Exactly repeat the material, dropping only the pictures.
--- BEGIN AVAILABLE DATA ---
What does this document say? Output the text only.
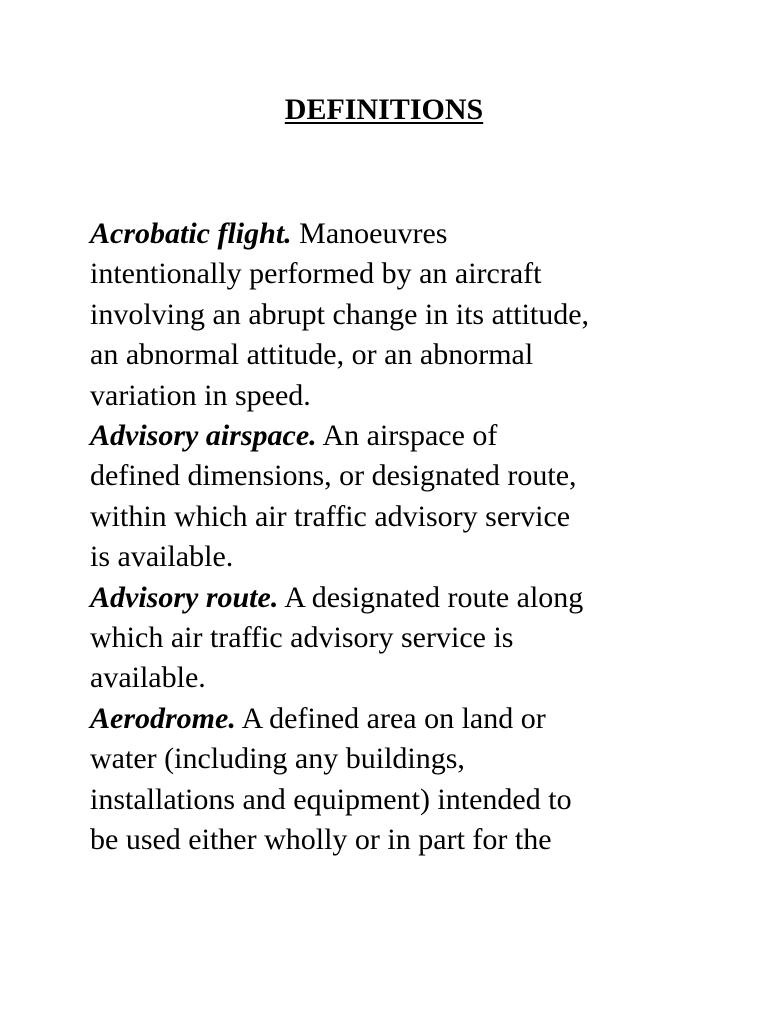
DEFINITIONS
Acrobatic flight. Manoeuvres
intentionally performed by an aircraft
involving an abrupt change in its attitude,
an abnormal attitude, or an abnormal
variation in speed.
Advisory airspace. An airspace of
defined dimensions, or designated route,
within which air traffic advisory service
is available.
Advisory route. A designated route along
which air traffic advisory service is
available.
Aerodrome. A defined area on land or
water (including any buildings,
installations and equipment) intended to
be used either wholly or in part for the
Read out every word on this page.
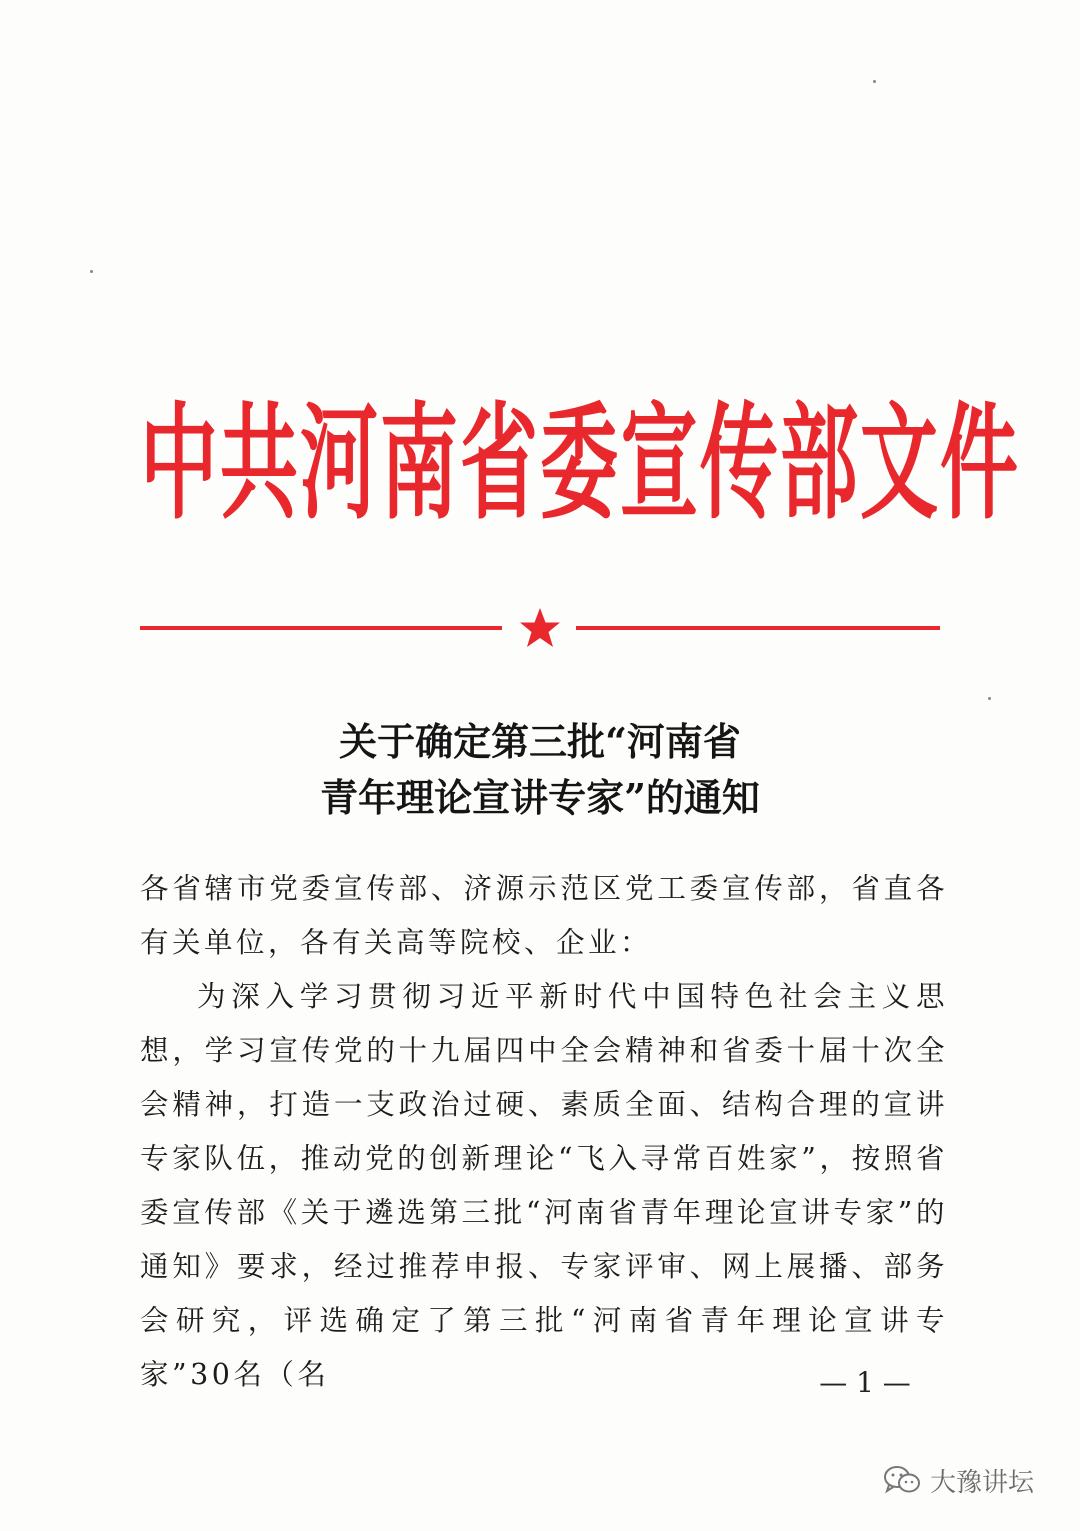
中共河南省委宣传部文件
关于确定第三批“河南省
青年理论宣讲专家”的通知

各省辖市党委宣传部、济源示范区党工委宣传部，省直各有关单位，各有关高等院校、企业：

为深入学习贯彻习近平新时代中国特色社会主义思想，学习宣传党的十九届四中全会精神和省委十届十次全会精神，打造一支政治过硬、素质全面、结构合理的宣讲专家队伍，推动党的创新理论“飞入寻常百姓家”，按照省委宣传部《关于遴选第三批“河南省青年理论宣讲专家”的通知》要求，经过推荐申报、专家评审、网上展播、部务会研究，评选确定了第三批“河南省青年理论宣讲专家”30名（名	— 1 —
大豫讲坛
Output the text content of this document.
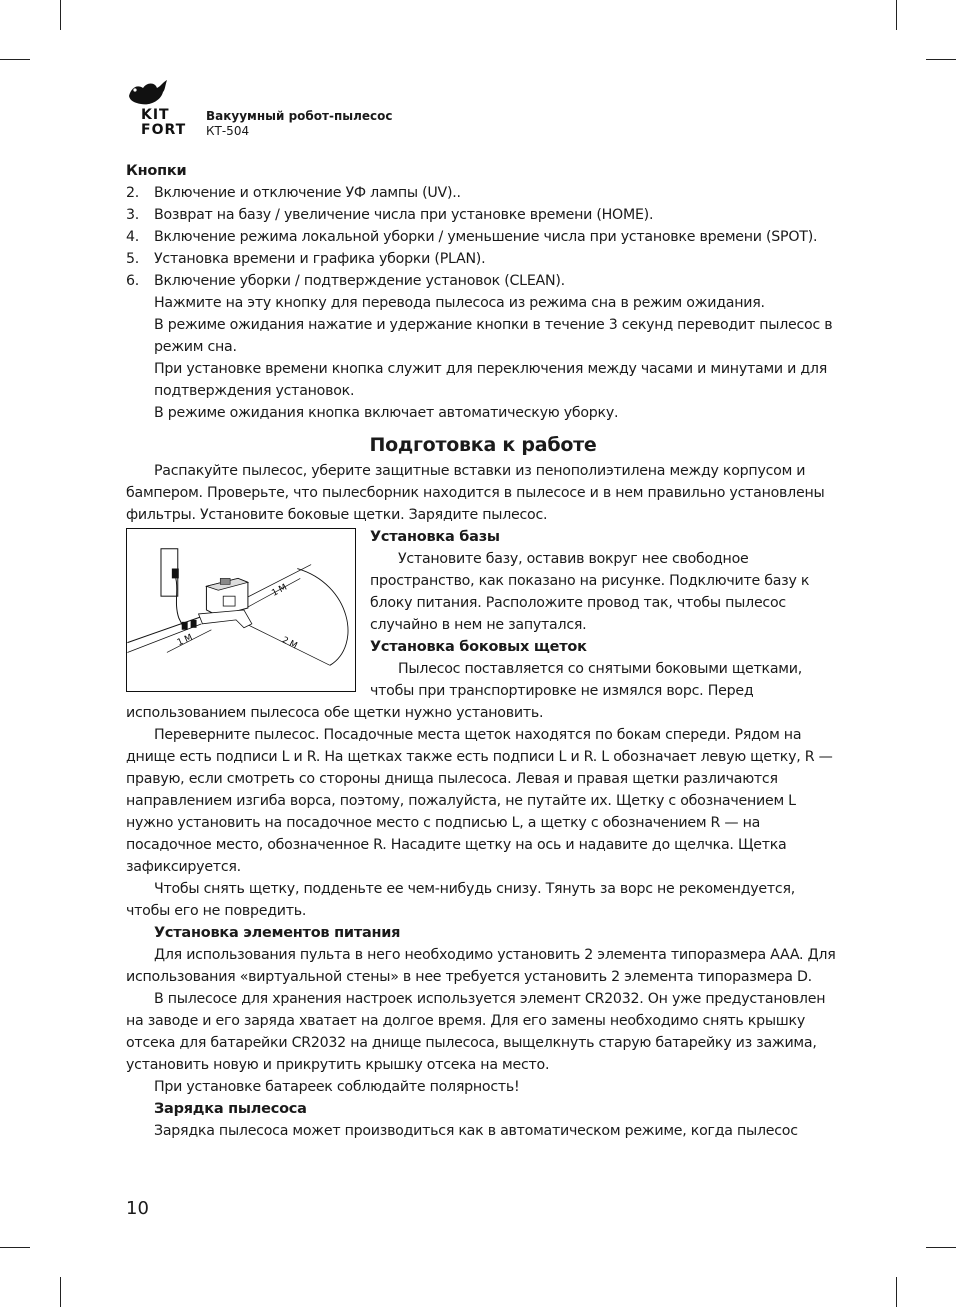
KIT
FORT
Вакуумный робот-пылесос
КТ-504
Кнопки
2.	Включение и отключение УФ лампы (UV)..
3.	Возврат на базу / увеличение числа при установке времени (HOME).
4.	Включение режима локальной уборки / уменьшение числа при установке времени (SPOT).
5.	Установка времени и графика уборки (PLAN).
6.	Включение уборки / подтверждение установок (CLEAN).

Нажмите на эту кнопку для перевода пылесоса из режима сна в режим ожидания.

В режиме ожидания нажатие и удержание кнопки в течение 3 секунд переводит пылесос в режим сна.

При установке времени кнопка служит для переключения между часами и минутами и для подтверждения установок.

В режиме ожидания кнопка включает автоматическую уборку.

Подготовка к работе

Распакуйте пылесос, уберите защитные вставки из пенополиэтилена между корпусом и бампером. Проверьте, что пылесборник находится в пылесосе и в нем правильно установлены фильтры. Установите боковые щетки. Зарядите пылесос.

1 M
1 M	2 M
Установка базы

Установите базу, оставив вокруг нее свободное пространство, как показано на рисунке. Подключите базу к блоку питания. Расположите провод так, чтобы пылесос случайно в нем не запутался.

Установка боковых щеток

Пылесос поставляется со снятыми боковыми щетками, чтобы при транспортировке не измялся ворс. Перед использованием пылесоса обе щетки нужно установить.

Переверните пылесос. Посадочные места щеток находятся по бокам спереди. Рядом на днище есть подписи L и R. На щетках также есть подписи L и R. L обозначает левую щетку, R — правую, если смотреть со стороны днища пылесоса. Левая и правая щетки различаются направлением изгиба ворса, поэтому, пожалуйста, не путайте их. Щетку с обозначением L нужно установить на посадочное место с подписью L, а щетку с обозначением R — на посадочное место, обозначенное R. Насадите щетку на ось и надавите до щелчка. Щетка зафиксируется.

Чтобы снять щетку, подденьте ее чем-нибудь снизу. Тянуть за ворс не рекомендуется, чтобы его не повредить.

Установка элементов питания

Для использования пульта в него необходимо установить 2 элемента типоразмера AAA. Для использования «виртуальной стены» в нее требуется установить 2 элемента типоразмера D.

В пылесосе для хранения настроек используется элемент CR2032. Он уже предустановлен на заводе и его заряда хватает на долгое время. Для его замены необходимо снять крышку отсека для батарейки CR2032 на днище пылесоса, выщелкнуть старую батарейку из зажима, установить новую и прикрутить крышку отсека на место.

При установке батареек соблюдайте полярность!

Зарядка пылесоса

Зарядка пылесоса может производиться как в автоматическом режиме, когда пылесос

10
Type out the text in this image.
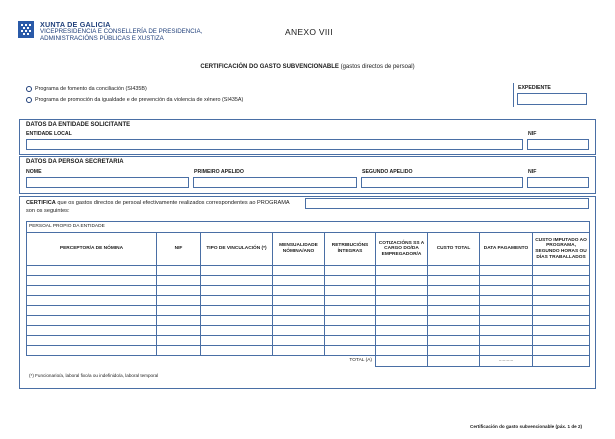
XUNTA DE GALICIA
VICEPRESIDENCIA E CONSELLERÍA DE PRESIDENCIA,
ADMINISTRACIÓNS PÚBLICAS E XUSTIZA
ANEXO VIII
CERTIFICACIÓN DO GASTO SUBVENCIONABLE (gastos directos de persoal)
Programa de fomento da conciliación (SI435B)
Programa de promoción da igualdade e de prevención da violencia de xénero (SI435A)
EXPEDIENTE
DATOS DA ENTIDADE SOLICITANTE
ENTIDADE LOCAL	NIF
DATOS DA PERSOA SECRETARIA
NOME	PRIMEIRO APELIDO	SEGUNDO APELIDO	NIF
CERTIFICA que os gastos directos de persoal efectivamente realizados correspondentes ao PROGRAMA
son os seguintes:
PERSOAL PROPIO DA ENTIDADE								
PERCEPTOR/A DE NÓMINA	NIF	TIPO DE VINCULACIÓN (*)	MENSUALIDADE NÓMINA/ANO	RETRIBUCIÓNS ÍNTEGRAS	COTIZACIÓNS SS A CARGO DO/DA EMPREGADOR/A	CUSTO TOTAL	DATA PAGAMENTO	CUSTO IMPUTADO AO PROGRAMA, SEGUNDO HORAS OU DÍAS TRABALLADOS

TOTAL (A)							...........	
(*) Funcionario/a, laboral fixo/a ou indefinido/a, laboral temporal
Certificación do gasto subvencionable (páx. 1 de 2)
--- END AVAILABLE DATA ---
## OUTPUT OF THE EXERCISE
What does this document say? Output the text only.
DEFINITIONS
Acrobatic flight. Manoeuvres
intentionally performed by an aircraft
involving an abrupt change in its attitude,
an abnormal attitude, or an abnormal
variation in speed.
Advisory airspace. An airspace of
defined dimensions, or designated route,
within which air traffic advisory service
is available.
Advisory route. A designated route along
which air traffic advisory service is
available.
Aerodrome. A defined area on land or
water (including any buildings,
installations and equipment) intended to
be used either wholly or in part for the
Read out every word on this page.
中共河南省委宣传部文件
关于确定第三批“河南省
青年理论宣讲专家”的通知

各省辖市党委宣传部、济源示范区党工委宣传部，省直各有关单位，各有关高等院校、企业：

为深入学习贯彻习近平新时代中国特色社会主义思想，学习宣传党的十九届四中全会精神和省委十届十次全会精神，打造一支政治过硬、素质全面、结构合理的宣讲专家队伍，推动党的创新理论“飞入寻常百姓家”，按照省委宣传部《关于遴选第三批“河南省青年理论宣讲专家”的通知》要求，经过推荐申报、专家评审、网上展播、部务会研究，评选确定了第三批“河南省青年理论宣讲专家”30名（名	— 1 —
大豫讲坛
Output the text content of this document.
KIT
FORT
Вакуумный робот-пылесос
КТ-504
Кнопки
2.	Включение и отключение УФ лампы (UV)..
3.	Возврат на базу / увеличение числа при установке времени (HOME).
4.	Включение режима локальной уборки / уменьшение числа при установке времени (SPOT).
5.	Установка времени и графика уборки (PLAN).
6.	Включение уборки / подтверждение установок (CLEAN).

Нажмите на эту кнопку для перевода пылесоса из режима сна в режим ожидания.

В режиме ожидания нажатие и удержание кнопки в течение 3 секунд переводит пылесос в режим сна.

При установке времени кнопка служит для переключения между часами и минутами и для подтверждения установок.

В режиме ожидания кнопка включает автоматическую уборку.

Подготовка к работе

Распакуйте пылесос, уберите защитные вставки из пенополиэтилена между корпусом и бампером. Проверьте, что пылесборник находится в пылесосе и в нем правильно установлены фильтры. Установите боковые щетки. Зарядите пылесос.

1 M
1 M	2 M
Установка базы

Установите базу, оставив вокруг нее свободное пространство, как показано на рисунке. Подключите базу к блоку питания. Расположите провод так, чтобы пылесос случайно в нем не запутался.

Установка боковых щеток

Пылесос поставляется со снятыми боковыми щетками, чтобы при транспортировке не измялся ворс. Перед использованием пылесоса обе щетки нужно установить.

Переверните пылесос. Посадочные места щеток находятся по бокам спереди. Рядом на днище есть подписи L и R. На щетках также есть подписи L и R. L обозначает левую щетку, R — правую, если смотреть со стороны днища пылесоса. Левая и правая щетки различаются направлением изгиба ворса, поэтому, пожалуйста, не путайте их. Щетку с обозначением L нужно установить на посадочное место с подписью L, а щетку с обозначением R — на посадочное место, обозначенное R. Насадите щетку на ось и надавите до щелчка. Щетка зафиксируется.

Чтобы снять щетку, подденьте ее чем-нибудь снизу. Тянуть за ворс не рекомендуется, чтобы его не повредить.

Установка элементов питания

Для использования пульта в него необходимо установить 2 элемента типоразмера AAA. Для использования «виртуальной стены» в нее требуется установить 2 элемента типоразмера D.

В пылесосе для хранения настроек используется элемент CR2032. Он уже предустановлен на заводе и его заряда хватает на долгое время. Для его замены необходимо снять крышку отсека для батарейки CR2032 на днище пылесоса, выщелкнуть старую батарейку из зажима, установить новую и прикрутить крышку отсека на место.

При установке батареек соблюдайте полярность!

Зарядка пылесоса

Зарядка пылесоса может производиться как в автоматическом режиме, когда пылесос

10
Type out the text in this image.
XUNTA DE GALICIA
VICEPRESIDENCIA E CONSELLERÍA DE PRESIDENCIA,
ADMINISTRACIÓNS PÚBLICAS E XUSTIZA
ANEXO VIII
CERTIFICACIÓN DO GASTO SUBVENCIONABLE (gastos directos de persoal)
Programa de fomento da conciliación (SI435B)
Programa de promoción da igualdade e de prevención da violencia de xénero (SI435A)
EXPEDIENTE
DATOS DA ENTIDADE SOLICITANTE
ENTIDADE LOCAL	NIF
DATOS DA PERSOA SECRETARIA
NOME	PRIMEIRO APELIDO	SEGUNDO APELIDO	NIF
CERTIFICA que os gastos directos de persoal efectivamente realizados correspondentes ao PROGRAMA
son os seguintes:
PERSOAL PROPIO DA ENTIDADE								
PERCEPTOR/A DE NÓMINA	NIF	TIPO DE VINCULACIÓN (*)	MENSUALIDADE NÓMINA/ANO	RETRIBUCIÓNS ÍNTEGRAS	COTIZACIÓNS SS A CARGO DO/DA EMPREGADOR/A	CUSTO TOTAL	DATA PAGAMENTO	CUSTO IMPUTADO AO PROGRAMA, SEGUNDO HORAS OU DÍAS TRABALLADOS

TOTAL (A)							...........	
(*) Funcionario/a, laboral fixo/a ou indefinido/a, laboral temporal
Certificación do gasto subvencionable (páx. 1 de 2)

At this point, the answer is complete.